- **EXERCISE**:
The data below must be copied in full and without any change.

*** INPUT DATA

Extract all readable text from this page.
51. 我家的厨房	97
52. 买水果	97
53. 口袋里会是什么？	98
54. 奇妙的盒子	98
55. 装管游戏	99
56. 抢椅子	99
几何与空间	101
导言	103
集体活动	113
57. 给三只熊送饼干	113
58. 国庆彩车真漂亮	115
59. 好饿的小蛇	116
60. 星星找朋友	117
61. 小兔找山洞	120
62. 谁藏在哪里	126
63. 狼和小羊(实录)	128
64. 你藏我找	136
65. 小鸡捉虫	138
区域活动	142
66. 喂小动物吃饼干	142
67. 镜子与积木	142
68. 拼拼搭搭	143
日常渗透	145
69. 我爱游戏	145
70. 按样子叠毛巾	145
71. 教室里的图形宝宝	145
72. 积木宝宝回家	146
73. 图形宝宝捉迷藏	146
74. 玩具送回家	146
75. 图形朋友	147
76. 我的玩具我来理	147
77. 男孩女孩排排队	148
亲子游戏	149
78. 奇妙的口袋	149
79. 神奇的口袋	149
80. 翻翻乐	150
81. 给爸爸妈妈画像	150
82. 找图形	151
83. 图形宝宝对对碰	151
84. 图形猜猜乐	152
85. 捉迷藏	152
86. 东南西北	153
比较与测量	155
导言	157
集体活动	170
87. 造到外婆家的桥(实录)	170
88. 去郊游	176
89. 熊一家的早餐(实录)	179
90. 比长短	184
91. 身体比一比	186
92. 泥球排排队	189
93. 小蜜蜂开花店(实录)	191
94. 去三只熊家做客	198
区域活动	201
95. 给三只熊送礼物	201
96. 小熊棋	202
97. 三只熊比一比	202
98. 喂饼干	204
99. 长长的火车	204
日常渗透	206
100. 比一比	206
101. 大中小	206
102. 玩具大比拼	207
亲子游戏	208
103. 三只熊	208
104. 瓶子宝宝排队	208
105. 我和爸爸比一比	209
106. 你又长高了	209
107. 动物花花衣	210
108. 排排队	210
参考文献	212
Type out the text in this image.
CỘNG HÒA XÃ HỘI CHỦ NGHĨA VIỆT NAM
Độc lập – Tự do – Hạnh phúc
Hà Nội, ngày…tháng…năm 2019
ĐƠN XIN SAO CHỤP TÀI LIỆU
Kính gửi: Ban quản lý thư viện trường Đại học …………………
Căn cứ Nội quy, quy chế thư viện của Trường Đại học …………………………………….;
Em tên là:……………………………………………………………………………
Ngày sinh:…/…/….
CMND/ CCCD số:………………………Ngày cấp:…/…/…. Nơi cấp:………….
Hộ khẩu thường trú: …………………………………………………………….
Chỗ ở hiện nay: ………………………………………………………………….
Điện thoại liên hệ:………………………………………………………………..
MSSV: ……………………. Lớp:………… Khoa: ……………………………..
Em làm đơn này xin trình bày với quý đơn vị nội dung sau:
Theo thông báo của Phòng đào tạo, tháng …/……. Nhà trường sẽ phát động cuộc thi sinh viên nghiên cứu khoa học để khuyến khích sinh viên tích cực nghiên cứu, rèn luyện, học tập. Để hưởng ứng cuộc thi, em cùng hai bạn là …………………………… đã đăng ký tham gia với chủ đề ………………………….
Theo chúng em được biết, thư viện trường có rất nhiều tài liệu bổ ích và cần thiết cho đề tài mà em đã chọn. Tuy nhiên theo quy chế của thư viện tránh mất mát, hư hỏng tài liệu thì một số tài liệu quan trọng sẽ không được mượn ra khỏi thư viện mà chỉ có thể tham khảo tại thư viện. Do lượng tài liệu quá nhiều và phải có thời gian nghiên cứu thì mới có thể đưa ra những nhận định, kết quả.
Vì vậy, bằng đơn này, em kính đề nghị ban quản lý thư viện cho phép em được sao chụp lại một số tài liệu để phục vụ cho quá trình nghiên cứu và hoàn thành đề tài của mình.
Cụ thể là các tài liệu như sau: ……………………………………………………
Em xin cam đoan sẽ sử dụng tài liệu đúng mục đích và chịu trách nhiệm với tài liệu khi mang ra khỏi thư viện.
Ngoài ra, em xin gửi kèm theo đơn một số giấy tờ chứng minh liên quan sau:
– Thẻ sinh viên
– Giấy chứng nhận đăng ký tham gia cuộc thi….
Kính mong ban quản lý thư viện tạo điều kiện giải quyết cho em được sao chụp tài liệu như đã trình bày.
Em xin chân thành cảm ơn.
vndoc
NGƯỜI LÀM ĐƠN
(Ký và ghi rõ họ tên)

******

- **SOLUTION FOR THIS TASK**:
Extract all readable text from this page.
51. 我家的厨房	97
52. 买水果	97
53. 口袋里会是什么？	98
54. 奇妙的盒子	98
55. 装管游戏	99
56. 抢椅子	99
几何与空间	101
导言	103
集体活动	113
57. 给三只熊送饼干	113
58. 国庆彩车真漂亮	115
59. 好饿的小蛇	116
60. 星星找朋友	117
61. 小兔找山洞	120
62. 谁藏在哪里	126
63. 狼和小羊(实录)	128
64. 你藏我找	136
65. 小鸡捉虫	138
区域活动	142
66. 喂小动物吃饼干	142
67. 镜子与积木	142
68. 拼拼搭搭	143
日常渗透	145
69. 我爱游戏	145
70. 按样子叠毛巾	145
71. 教室里的图形宝宝	145
72. 积木宝宝回家	146
73. 图形宝宝捉迷藏	146
74. 玩具送回家	146
75. 图形朋友	147
76. 我的玩具我来理	147
77. 男孩女孩排排队	148
亲子游戏	149
78. 奇妙的口袋	149
79. 神奇的口袋	149
80. 翻翻乐	150
81. 给爸爸妈妈画像	150
82. 找图形	151
83. 图形宝宝对对碰	151
84. 图形猜猜乐	152
85. 捉迷藏	152
86. 东南西北	153
比较与测量	155
导言	157
集体活动	170
87. 造到外婆家的桥(实录)	170
88. 去郊游	176
89. 熊一家的早餐(实录)	179
90. 比长短	184
91. 身体比一比	186
92. 泥球排排队	189
93. 小蜜蜂开花店(实录)	191
94. 去三只熊家做客	198
区域活动	201
95. 给三只熊送礼物	201
96. 小熊棋	202
97. 三只熊比一比	202
98. 喂饼干	204
99. 长长的火车	204
日常渗透	206
100. 比一比	206
101. 大中小	206
102. 玩具大比拼	207
亲子游戏	208
103. 三只熊	208
104. 瓶子宝宝排队	208
105. 我和爸爸比一比	209
106. 你又长高了	209
107. 动物花花衣	210
108. 排排队	210
参考文献	212
Type out the text in this image.
CỘNG HÒA XÃ HỘI CHỦ NGHĨA VIỆT NAM
Độc lập – Tự do – Hạnh phúc
Hà Nội, ngày…tháng…năm 2019
ĐƠN XIN SAO CHỤP TÀI LIỆU
Kính gửi: Ban quản lý thư viện trường Đại học …………………
Căn cứ Nội quy, quy chế thư viện của Trường Đại học …………………………………….;
Em tên là:……………………………………………………………………………
Ngày sinh:…/…/….
CMND/ CCCD số:………………………Ngày cấp:…/…/…. Nơi cấp:………….
Hộ khẩu thường trú: …………………………………………………………….
Chỗ ở hiện nay: ………………………………………………………………….
Điện thoại liên hệ:………………………………………………………………..
MSSV: ……………………. Lớp:………… Khoa: ……………………………..
Em làm đơn này xin trình bày với quý đơn vị nội dung sau:
Theo thông báo của Phòng đào tạo, tháng …/……. Nhà trường sẽ phát động cuộc thi sinh viên nghiên cứu khoa học để khuyến khích sinh viên tích cực nghiên cứu, rèn luyện, học tập. Để hưởng ứng cuộc thi, em cùng hai bạn là …………………………… đã đăng ký tham gia với chủ đề ………………………….
Theo chúng em được biết, thư viện trường có rất nhiều tài liệu bổ ích và cần thiết cho đề tài mà em đã chọn. Tuy nhiên theo quy chế của thư viện tránh mất mát, hư hỏng tài liệu thì một số tài liệu quan trọng sẽ không được mượn ra khỏi thư viện mà chỉ có thể tham khảo tại thư viện. Do lượng tài liệu quá nhiều và phải có thời gian nghiên cứu thì mới có thể đưa ra những nhận định, kết quả.
Vì vậy, bằng đơn này, em kính đề nghị ban quản lý thư viện cho phép em được sao chụp lại một số tài liệu để phục vụ cho quá trình nghiên cứu và hoàn thành đề tài của mình.
Cụ thể là các tài liệu như sau: ……………………………………………………
Em xin cam đoan sẽ sử dụng tài liệu đúng mục đích và chịu trách nhiệm với tài liệu khi mang ra khỏi thư viện.
Ngoài ra, em xin gửi kèm theo đơn một số giấy tờ chứng minh liên quan sau:
– Thẻ sinh viên
– Giấy chứng nhận đăng ký tham gia cuộc thi….
Kính mong ban quản lý thư viện tạo điều kiện giải quyết cho em được sao chụp tài liệu như đã trình bày.
Em xin chân thành cảm ơn.
vndoc
NGƯỜI LÀM ĐƠN
(Ký và ghi rõ họ tên)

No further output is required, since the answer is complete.